[SUPPLIED RECORDS]:
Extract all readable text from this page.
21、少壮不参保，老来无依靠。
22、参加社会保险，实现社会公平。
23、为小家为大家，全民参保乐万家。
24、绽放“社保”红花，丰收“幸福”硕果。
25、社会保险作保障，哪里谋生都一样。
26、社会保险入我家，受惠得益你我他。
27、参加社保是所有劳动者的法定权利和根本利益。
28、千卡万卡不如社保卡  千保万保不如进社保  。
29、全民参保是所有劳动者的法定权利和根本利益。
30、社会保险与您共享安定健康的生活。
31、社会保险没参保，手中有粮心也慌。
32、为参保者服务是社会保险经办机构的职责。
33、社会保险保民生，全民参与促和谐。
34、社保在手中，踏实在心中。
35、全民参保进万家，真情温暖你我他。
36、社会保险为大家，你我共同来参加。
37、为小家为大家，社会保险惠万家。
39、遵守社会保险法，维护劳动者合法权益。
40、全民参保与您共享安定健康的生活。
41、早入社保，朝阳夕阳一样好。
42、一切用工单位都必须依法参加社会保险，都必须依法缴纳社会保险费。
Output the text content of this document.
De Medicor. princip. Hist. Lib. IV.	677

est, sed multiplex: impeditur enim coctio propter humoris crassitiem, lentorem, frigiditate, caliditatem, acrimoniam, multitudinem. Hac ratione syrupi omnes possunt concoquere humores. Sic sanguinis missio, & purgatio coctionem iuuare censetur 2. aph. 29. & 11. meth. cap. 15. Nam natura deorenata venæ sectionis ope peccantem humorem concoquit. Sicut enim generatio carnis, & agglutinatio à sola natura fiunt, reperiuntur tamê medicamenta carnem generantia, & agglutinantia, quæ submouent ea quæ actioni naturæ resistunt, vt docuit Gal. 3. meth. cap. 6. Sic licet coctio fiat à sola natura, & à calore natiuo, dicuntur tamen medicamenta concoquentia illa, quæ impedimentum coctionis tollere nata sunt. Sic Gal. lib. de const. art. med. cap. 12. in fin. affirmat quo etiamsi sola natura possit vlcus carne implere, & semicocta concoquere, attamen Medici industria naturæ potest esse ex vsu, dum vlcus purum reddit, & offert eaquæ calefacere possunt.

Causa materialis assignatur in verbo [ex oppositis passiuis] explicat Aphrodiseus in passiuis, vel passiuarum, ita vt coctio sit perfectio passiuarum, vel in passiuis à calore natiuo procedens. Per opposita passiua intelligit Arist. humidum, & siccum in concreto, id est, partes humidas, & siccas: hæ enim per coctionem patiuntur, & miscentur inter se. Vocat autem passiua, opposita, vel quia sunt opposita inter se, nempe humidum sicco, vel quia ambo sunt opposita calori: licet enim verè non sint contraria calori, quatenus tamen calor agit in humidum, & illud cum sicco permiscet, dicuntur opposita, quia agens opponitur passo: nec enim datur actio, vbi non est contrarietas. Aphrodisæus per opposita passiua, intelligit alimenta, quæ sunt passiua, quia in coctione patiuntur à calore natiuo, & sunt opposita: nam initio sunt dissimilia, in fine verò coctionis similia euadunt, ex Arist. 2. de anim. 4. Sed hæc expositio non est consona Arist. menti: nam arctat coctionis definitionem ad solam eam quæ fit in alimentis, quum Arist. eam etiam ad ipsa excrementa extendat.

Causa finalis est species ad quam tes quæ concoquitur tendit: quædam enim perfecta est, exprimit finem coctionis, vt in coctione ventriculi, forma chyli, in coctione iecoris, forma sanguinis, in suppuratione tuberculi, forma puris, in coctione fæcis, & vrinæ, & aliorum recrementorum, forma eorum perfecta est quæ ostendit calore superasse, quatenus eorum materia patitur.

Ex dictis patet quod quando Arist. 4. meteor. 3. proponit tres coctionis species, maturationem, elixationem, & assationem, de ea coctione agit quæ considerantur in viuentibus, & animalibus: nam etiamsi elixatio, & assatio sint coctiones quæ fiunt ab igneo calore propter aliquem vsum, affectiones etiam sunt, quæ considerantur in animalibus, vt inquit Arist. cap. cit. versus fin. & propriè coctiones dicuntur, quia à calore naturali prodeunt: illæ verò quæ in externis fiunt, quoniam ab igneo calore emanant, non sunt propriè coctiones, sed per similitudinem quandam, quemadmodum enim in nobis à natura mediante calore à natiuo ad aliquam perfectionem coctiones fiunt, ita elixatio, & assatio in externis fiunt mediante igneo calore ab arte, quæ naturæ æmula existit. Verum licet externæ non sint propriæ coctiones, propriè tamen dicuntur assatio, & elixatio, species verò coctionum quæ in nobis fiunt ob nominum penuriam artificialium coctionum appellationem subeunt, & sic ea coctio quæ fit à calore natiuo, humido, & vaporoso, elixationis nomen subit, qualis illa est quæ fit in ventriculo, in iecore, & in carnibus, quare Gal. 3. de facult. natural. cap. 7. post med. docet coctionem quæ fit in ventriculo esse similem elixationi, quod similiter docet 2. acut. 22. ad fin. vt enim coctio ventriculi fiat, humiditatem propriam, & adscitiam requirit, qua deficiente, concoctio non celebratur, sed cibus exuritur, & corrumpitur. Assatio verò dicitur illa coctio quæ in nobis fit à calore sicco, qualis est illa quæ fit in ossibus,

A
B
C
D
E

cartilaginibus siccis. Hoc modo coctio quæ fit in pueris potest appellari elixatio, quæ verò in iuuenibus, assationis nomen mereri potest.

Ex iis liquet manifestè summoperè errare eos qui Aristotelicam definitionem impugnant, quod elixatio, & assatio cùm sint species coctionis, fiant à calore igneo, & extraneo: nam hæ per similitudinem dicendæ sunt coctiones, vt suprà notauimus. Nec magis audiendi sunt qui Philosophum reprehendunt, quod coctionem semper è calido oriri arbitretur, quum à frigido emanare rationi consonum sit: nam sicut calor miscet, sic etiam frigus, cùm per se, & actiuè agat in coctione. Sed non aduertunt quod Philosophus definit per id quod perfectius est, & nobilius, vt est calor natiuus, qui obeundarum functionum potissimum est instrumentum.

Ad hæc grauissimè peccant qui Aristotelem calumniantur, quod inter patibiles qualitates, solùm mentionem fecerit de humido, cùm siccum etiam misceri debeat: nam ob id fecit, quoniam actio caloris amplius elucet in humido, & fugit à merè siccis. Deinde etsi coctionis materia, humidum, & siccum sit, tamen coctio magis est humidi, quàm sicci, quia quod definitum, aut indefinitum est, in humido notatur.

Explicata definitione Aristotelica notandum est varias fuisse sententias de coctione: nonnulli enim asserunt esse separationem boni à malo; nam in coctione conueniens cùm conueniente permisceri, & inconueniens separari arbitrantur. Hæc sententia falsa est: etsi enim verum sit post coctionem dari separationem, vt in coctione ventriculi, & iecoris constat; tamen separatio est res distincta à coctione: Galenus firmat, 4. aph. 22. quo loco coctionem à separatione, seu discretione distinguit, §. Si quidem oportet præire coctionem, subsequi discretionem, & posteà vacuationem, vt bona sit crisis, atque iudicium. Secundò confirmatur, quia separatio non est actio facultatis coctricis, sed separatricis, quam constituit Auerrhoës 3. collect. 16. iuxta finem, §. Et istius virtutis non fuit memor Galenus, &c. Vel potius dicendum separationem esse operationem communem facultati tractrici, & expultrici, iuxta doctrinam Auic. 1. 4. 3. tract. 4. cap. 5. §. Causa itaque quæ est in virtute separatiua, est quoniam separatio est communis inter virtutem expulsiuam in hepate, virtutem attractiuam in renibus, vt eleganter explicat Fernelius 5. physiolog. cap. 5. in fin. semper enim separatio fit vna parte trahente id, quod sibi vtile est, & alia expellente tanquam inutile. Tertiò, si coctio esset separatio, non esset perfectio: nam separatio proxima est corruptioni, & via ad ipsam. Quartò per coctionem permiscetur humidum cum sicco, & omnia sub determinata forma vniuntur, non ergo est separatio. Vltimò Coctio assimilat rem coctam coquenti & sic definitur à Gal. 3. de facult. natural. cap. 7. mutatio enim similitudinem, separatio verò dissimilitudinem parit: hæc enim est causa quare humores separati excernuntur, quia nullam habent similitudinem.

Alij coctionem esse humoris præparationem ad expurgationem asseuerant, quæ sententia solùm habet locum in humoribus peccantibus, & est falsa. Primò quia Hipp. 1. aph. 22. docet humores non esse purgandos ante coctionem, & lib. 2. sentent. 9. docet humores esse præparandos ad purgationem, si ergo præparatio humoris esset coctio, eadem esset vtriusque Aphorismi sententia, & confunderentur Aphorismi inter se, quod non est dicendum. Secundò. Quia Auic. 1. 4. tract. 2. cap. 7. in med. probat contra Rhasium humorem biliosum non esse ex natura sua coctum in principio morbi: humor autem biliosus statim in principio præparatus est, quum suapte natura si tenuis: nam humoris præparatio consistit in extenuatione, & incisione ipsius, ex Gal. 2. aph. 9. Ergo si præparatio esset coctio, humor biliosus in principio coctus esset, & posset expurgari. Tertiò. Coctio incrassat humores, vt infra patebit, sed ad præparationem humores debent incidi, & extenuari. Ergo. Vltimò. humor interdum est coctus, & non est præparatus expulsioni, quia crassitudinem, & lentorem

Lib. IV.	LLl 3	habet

[PROBLEM STATEMENT]:
Search the data for "text" and list every line in which it occurs.

[SOLUTION TO THIS EXERCISE]:
Extract all readable text from this page.
Output the text content of this document.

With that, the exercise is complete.